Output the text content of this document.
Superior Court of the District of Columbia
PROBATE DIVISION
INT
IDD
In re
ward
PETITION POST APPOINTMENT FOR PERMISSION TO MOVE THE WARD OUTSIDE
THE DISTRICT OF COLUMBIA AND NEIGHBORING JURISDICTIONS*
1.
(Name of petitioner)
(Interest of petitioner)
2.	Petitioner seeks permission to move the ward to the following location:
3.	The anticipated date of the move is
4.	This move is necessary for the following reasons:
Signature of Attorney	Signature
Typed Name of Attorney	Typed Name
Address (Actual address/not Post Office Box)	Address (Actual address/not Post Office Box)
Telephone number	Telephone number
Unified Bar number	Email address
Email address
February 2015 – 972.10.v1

┄┄┄┄┄┄┄┄┄┄

## Task details:
Return each entry from above without altering a single character.

## Result of this task:
Output the text content of this document.
Superior Court of the District of Columbia
PROBATE DIVISION
INT
IDD
In re
ward
PETITION POST APPOINTMENT FOR PERMISSION TO MOVE THE WARD OUTSIDE
THE DISTRICT OF COLUMBIA AND NEIGHBORING JURISDICTIONS*
1.
(Name of petitioner)
(Interest of petitioner)
2.	Petitioner seeks permission to move the ward to the following location:
3.	The anticipated date of the move is
4.	This move is necessary for the following reasons:
Signature of Attorney	Signature
Typed Name of Attorney	Typed Name
Address (Actual address/not Post Office Box)	Address (Actual address/not Post Office Box)
Telephone number	Telephone number
Unified Bar number	Email address
Email address
February 2015 – 972.10.v1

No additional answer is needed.